[GIVEN REQUEST]
Of the lines in the data below, count the ones holding the string "title", and answer with that number only.
------------------------
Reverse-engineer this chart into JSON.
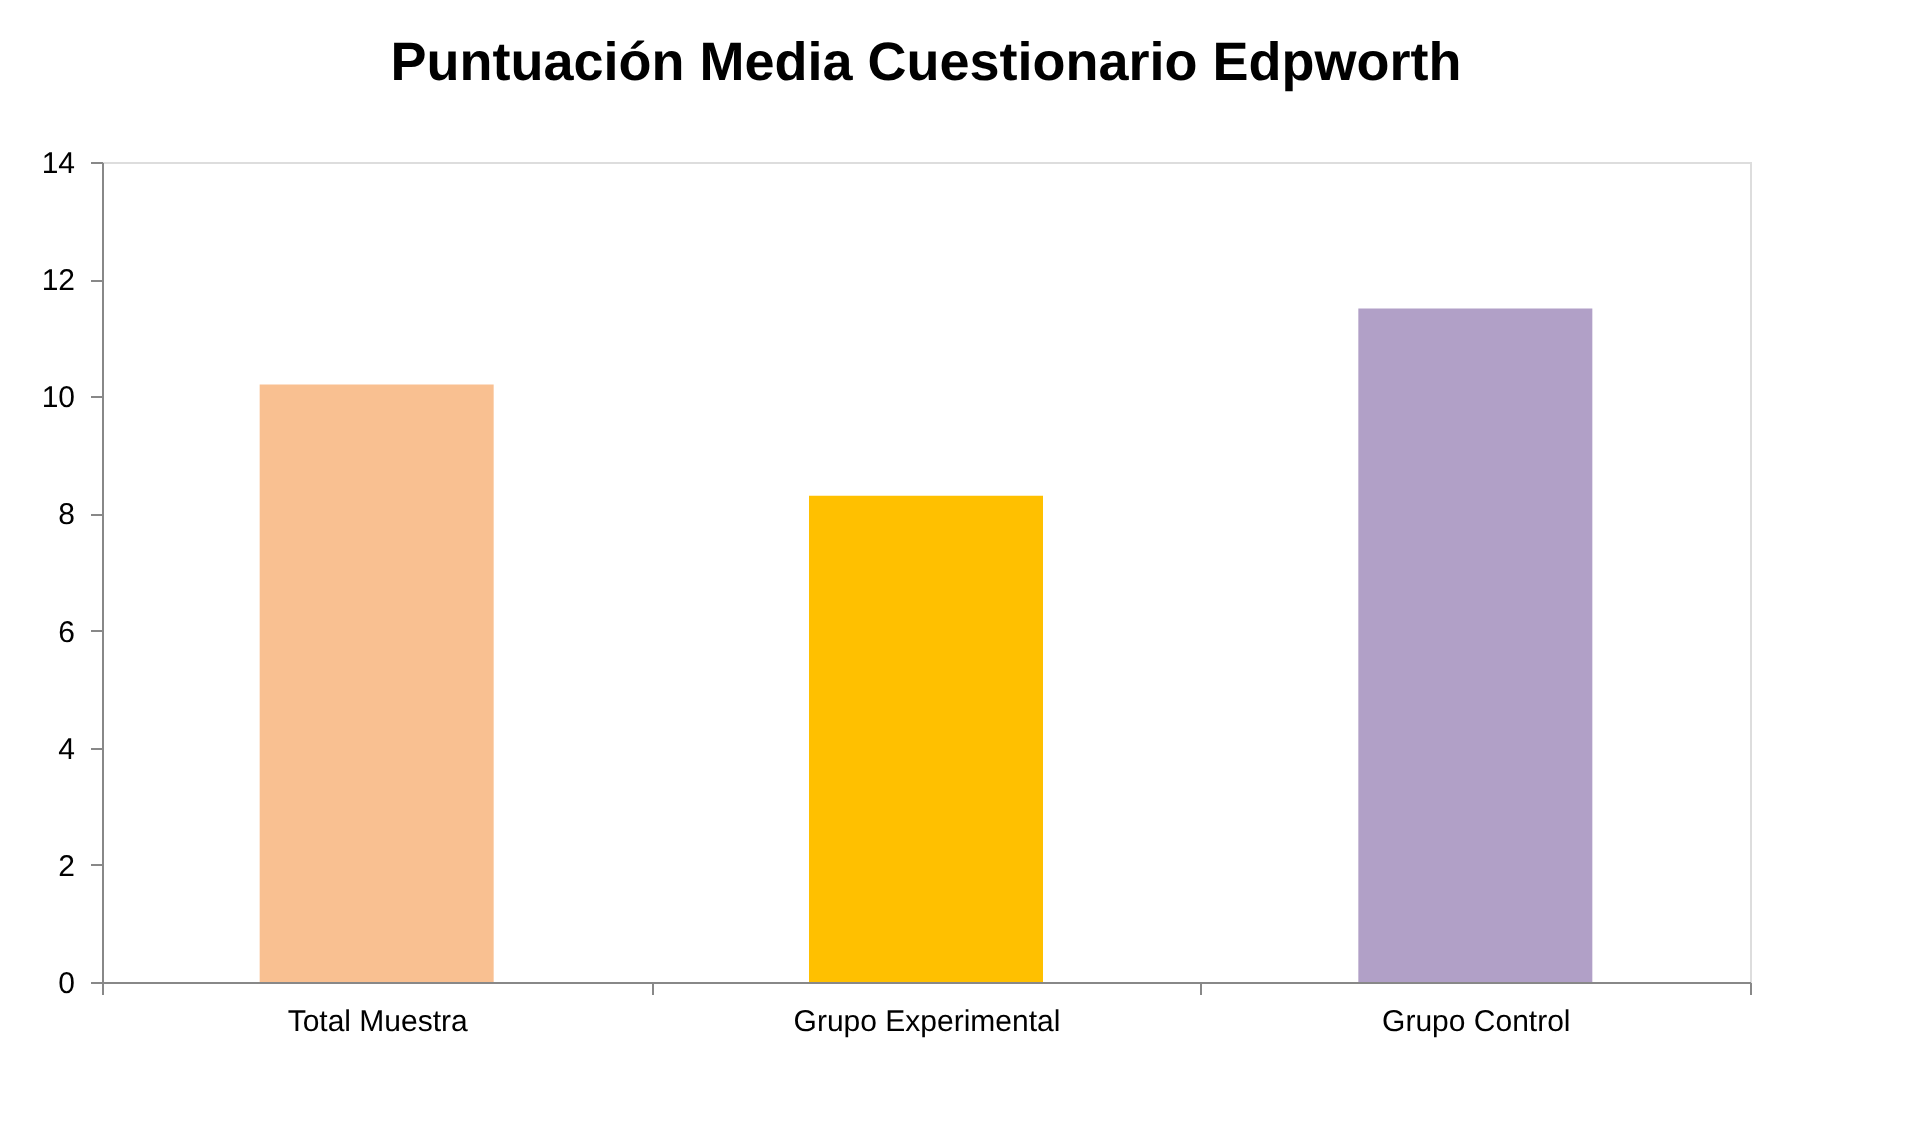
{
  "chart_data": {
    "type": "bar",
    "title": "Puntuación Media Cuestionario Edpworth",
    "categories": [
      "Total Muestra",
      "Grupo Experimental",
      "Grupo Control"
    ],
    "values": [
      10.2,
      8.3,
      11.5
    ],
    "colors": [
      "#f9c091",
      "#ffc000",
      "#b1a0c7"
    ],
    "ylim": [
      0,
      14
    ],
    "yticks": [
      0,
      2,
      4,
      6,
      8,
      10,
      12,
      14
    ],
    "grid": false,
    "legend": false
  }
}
------------------------
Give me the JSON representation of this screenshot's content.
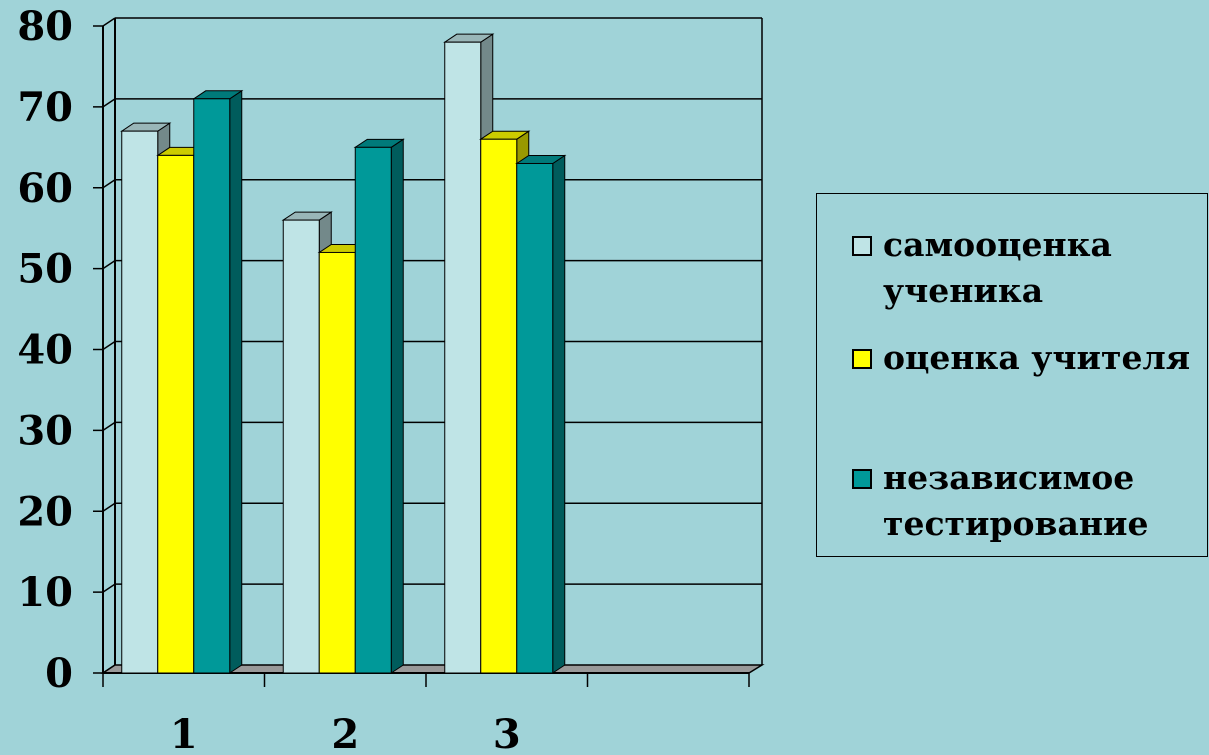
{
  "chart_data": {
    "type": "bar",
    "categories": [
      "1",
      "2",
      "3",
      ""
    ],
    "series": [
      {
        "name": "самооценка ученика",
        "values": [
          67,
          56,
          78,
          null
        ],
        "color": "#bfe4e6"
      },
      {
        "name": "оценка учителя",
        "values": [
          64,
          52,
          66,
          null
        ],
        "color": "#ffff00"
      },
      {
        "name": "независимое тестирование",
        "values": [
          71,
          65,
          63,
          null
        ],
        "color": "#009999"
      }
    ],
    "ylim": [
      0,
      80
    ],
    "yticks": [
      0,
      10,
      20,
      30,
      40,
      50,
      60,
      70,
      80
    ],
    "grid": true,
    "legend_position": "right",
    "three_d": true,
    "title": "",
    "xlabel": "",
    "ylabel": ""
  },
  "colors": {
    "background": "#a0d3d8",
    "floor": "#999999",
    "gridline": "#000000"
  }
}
------------------------
[ANSWER TO THIS PROBLEM]
2